- [Aim of the task]: Write out the entries verbatim and leave the images out of the copy.

- [Input]:
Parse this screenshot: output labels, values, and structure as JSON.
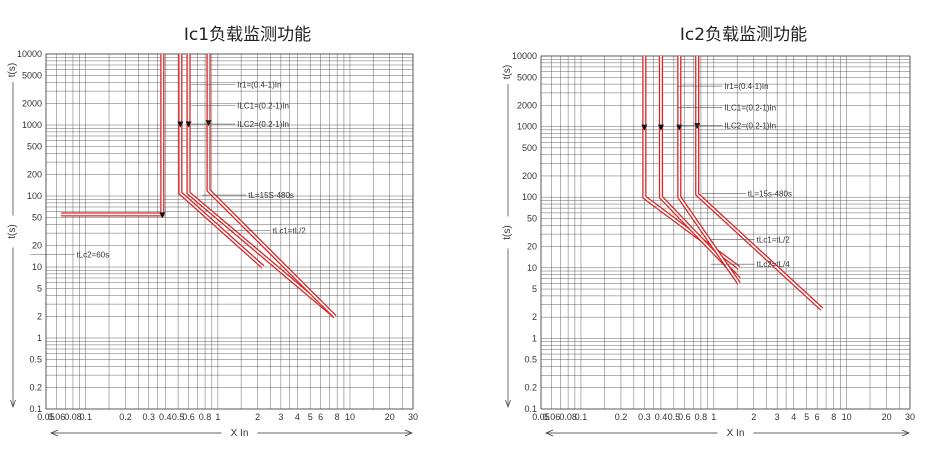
{
  "chart_data": [
    {
      "type": "line",
      "title": "Ic1负载监测功能",
      "xlabel": "X In",
      "ylabel": "t(s)",
      "xscale": "log",
      "yscale": "log",
      "xlim": [
        0.05,
        30
      ],
      "ylim": [
        0.1,
        10000
      ],
      "x_ticks": [
        "0.05",
        "0.06",
        "0.08",
        "0.1",
        "0.2",
        "0.3",
        "0.4",
        "0.5",
        "0.6",
        "0.8",
        "1",
        "2",
        "3",
        "4",
        "5",
        "6",
        "8",
        "10",
        "20",
        "30"
      ],
      "y_ticks": [
        "0.1",
        "0.2",
        "0.5",
        "1",
        "2",
        "5",
        "10",
        "20",
        "50",
        "100",
        "200",
        "500",
        "1000",
        "2000",
        "5000",
        "10000"
      ],
      "grid": true,
      "series": [
        {
          "points": [
            [
              0.065,
              55
            ],
            [
              0.38,
              55
            ],
            [
              0.38,
              10000
            ]
          ]
        },
        {
          "points": [
            [
              0.52,
              10000
            ],
            [
              0.52,
              110
            ],
            [
              2.2,
              10
            ]
          ]
        },
        {
          "points": [
            [
              0.6,
              10000
            ],
            [
              0.6,
              110
            ],
            [
              7.7,
              2
            ]
          ]
        },
        {
          "points": [
            [
              0.85,
              10000
            ],
            [
              0.85,
              120
            ],
            [
              7.7,
              2
            ]
          ]
        }
      ],
      "annotations": [
        {
          "text": "Ir1=(0.4-1)In",
          "x": 1.4,
          "y": 4000
        },
        {
          "text": "ILC1=(0.2-1)In",
          "x": 1.4,
          "y": 2000
        },
        {
          "text": "ILC2=(0.2-1)In",
          "x": 1.4,
          "y": 1100
        },
        {
          "text": "tL=15S-480s",
          "x": 1.7,
          "y": 110
        },
        {
          "text": "tLc1=tL/2",
          "x": 2.6,
          "y": 35
        },
        {
          "text": "tLc2=60s",
          "x": 0.085,
          "y": 16
        }
      ]
    },
    {
      "type": "line",
      "title": "Ic2负载监测功能",
      "xlabel": "X In",
      "ylabel": "t(s)",
      "xscale": "log",
      "yscale": "log",
      "xlim": [
        0.05,
        30
      ],
      "ylim": [
        0.1,
        10000
      ],
      "x_ticks": [
        "0.05",
        "0.06",
        "0.08",
        "0.1",
        "0.2",
        "0.3",
        "0.4",
        "0.5",
        "0.6",
        "0.8",
        "1",
        "2",
        "3",
        "4",
        "5",
        "6",
        "8",
        "10",
        "20",
        "30"
      ],
      "y_ticks": [
        "0.1",
        "0.2",
        "0.5",
        "1",
        "2",
        "5",
        "10",
        "20",
        "50",
        "100",
        "200",
        "500",
        "1000",
        "2000",
        "5000",
        "10000"
      ],
      "grid": true,
      "series": [
        {
          "points": [
            [
              0.3,
              10000
            ],
            [
              0.3,
              100
            ],
            [
              1.55,
              10
            ]
          ]
        },
        {
          "points": [
            [
              0.4,
              10000
            ],
            [
              0.4,
              100
            ],
            [
              1.55,
              7
            ]
          ]
        },
        {
          "points": [
            [
              0.55,
              10000
            ],
            [
              0.55,
              100
            ],
            [
              1.55,
              6
            ]
          ]
        },
        {
          "points": [
            [
              0.75,
              10000
            ],
            [
              0.75,
              110
            ],
            [
              6.5,
              2.6
            ]
          ]
        }
      ],
      "annotations": [
        {
          "text": "Ir1=(0.4-1)In",
          "x": 1.2,
          "y": 4000
        },
        {
          "text": "ILC1=(0.2-1)In",
          "x": 1.2,
          "y": 2000
        },
        {
          "text": "ILC2=(0.2-1)In",
          "x": 1.2,
          "y": 1100
        },
        {
          "text": "tL=15s-480s",
          "x": 1.8,
          "y": 120
        },
        {
          "text": "tLc1=tL/2",
          "x": 2.1,
          "y": 27
        },
        {
          "text": "tLc2=tL/4",
          "x": 2.1,
          "y": 12
        }
      ]
    }
  ]
}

- [Reply to the task]:
Parse this screenshot: output labels, values, and structure as JSON.
{
  "chart_data": [
    {
      "type": "line",
      "title": "Ic1负载监测功能",
      "xlabel": "X In",
      "ylabel": "t(s)",
      "xscale": "log",
      "yscale": "log",
      "xlim": [
        0.05,
        30
      ],
      "ylim": [
        0.1,
        10000
      ],
      "x_ticks": [
        "0.05",
        "0.06",
        "0.08",
        "0.1",
        "0.2",
        "0.3",
        "0.4",
        "0.5",
        "0.6",
        "0.8",
        "1",
        "2",
        "3",
        "4",
        "5",
        "6",
        "8",
        "10",
        "20",
        "30"
      ],
      "y_ticks": [
        "0.1",
        "0.2",
        "0.5",
        "1",
        "2",
        "5",
        "10",
        "20",
        "50",
        "100",
        "200",
        "500",
        "1000",
        "2000",
        "5000",
        "10000"
      ],
      "grid": true,
      "series": [
        {
          "points": [
            [
              0.065,
              55
            ],
            [
              0.38,
              55
            ],
            [
              0.38,
              10000
            ]
          ]
        },
        {
          "points": [
            [
              0.52,
              10000
            ],
            [
              0.52,
              110
            ],
            [
              2.2,
              10
            ]
          ]
        },
        {
          "points": [
            [
              0.6,
              10000
            ],
            [
              0.6,
              110
            ],
            [
              7.7,
              2
            ]
          ]
        },
        {
          "points": [
            [
              0.85,
              10000
            ],
            [
              0.85,
              120
            ],
            [
              7.7,
              2
            ]
          ]
        }
      ],
      "annotations": [
        {
          "text": "Ir1=(0.4-1)In",
          "x": 1.4,
          "y": 4000
        },
        {
          "text": "ILC1=(0.2-1)In",
          "x": 1.4,
          "y": 2000
        },
        {
          "text": "ILC2=(0.2-1)In",
          "x": 1.4,
          "y": 1100
        },
        {
          "text": "tL=15S-480s",
          "x": 1.7,
          "y": 110
        },
        {
          "text": "tLc1=tL/2",
          "x": 2.6,
          "y": 35
        },
        {
          "text": "tLc2=60s",
          "x": 0.085,
          "y": 16
        }
      ]
    },
    {
      "type": "line",
      "title": "Ic2负载监测功能",
      "xlabel": "X In",
      "ylabel": "t(s)",
      "xscale": "log",
      "yscale": "log",
      "xlim": [
        0.05,
        30
      ],
      "ylim": [
        0.1,
        10000
      ],
      "x_ticks": [
        "0.05",
        "0.06",
        "0.08",
        "0.1",
        "0.2",
        "0.3",
        "0.4",
        "0.5",
        "0.6",
        "0.8",
        "1",
        "2",
        "3",
        "4",
        "5",
        "6",
        "8",
        "10",
        "20",
        "30"
      ],
      "y_ticks": [
        "0.1",
        "0.2",
        "0.5",
        "1",
        "2",
        "5",
        "10",
        "20",
        "50",
        "100",
        "200",
        "500",
        "1000",
        "2000",
        "5000",
        "10000"
      ],
      "grid": true,
      "series": [
        {
          "points": [
            [
              0.3,
              10000
            ],
            [
              0.3,
              100
            ],
            [
              1.55,
              10
            ]
          ]
        },
        {
          "points": [
            [
              0.4,
              10000
            ],
            [
              0.4,
              100
            ],
            [
              1.55,
              7
            ]
          ]
        },
        {
          "points": [
            [
              0.55,
              10000
            ],
            [
              0.55,
              100
            ],
            [
              1.55,
              6
            ]
          ]
        },
        {
          "points": [
            [
              0.75,
              10000
            ],
            [
              0.75,
              110
            ],
            [
              6.5,
              2.6
            ]
          ]
        }
      ],
      "annotations": [
        {
          "text": "Ir1=(0.4-1)In",
          "x": 1.2,
          "y": 4000
        },
        {
          "text": "ILC1=(0.2-1)In",
          "x": 1.2,
          "y": 2000
        },
        {
          "text": "ILC2=(0.2-1)In",
          "x": 1.2,
          "y": 1100
        },
        {
          "text": "tL=15s-480s",
          "x": 1.8,
          "y": 120
        },
        {
          "text": "tLc1=tL/2",
          "x": 2.1,
          "y": 27
        },
        {
          "text": "tLc2=tL/4",
          "x": 2.1,
          "y": 12
        }
      ]
    }
  ]
}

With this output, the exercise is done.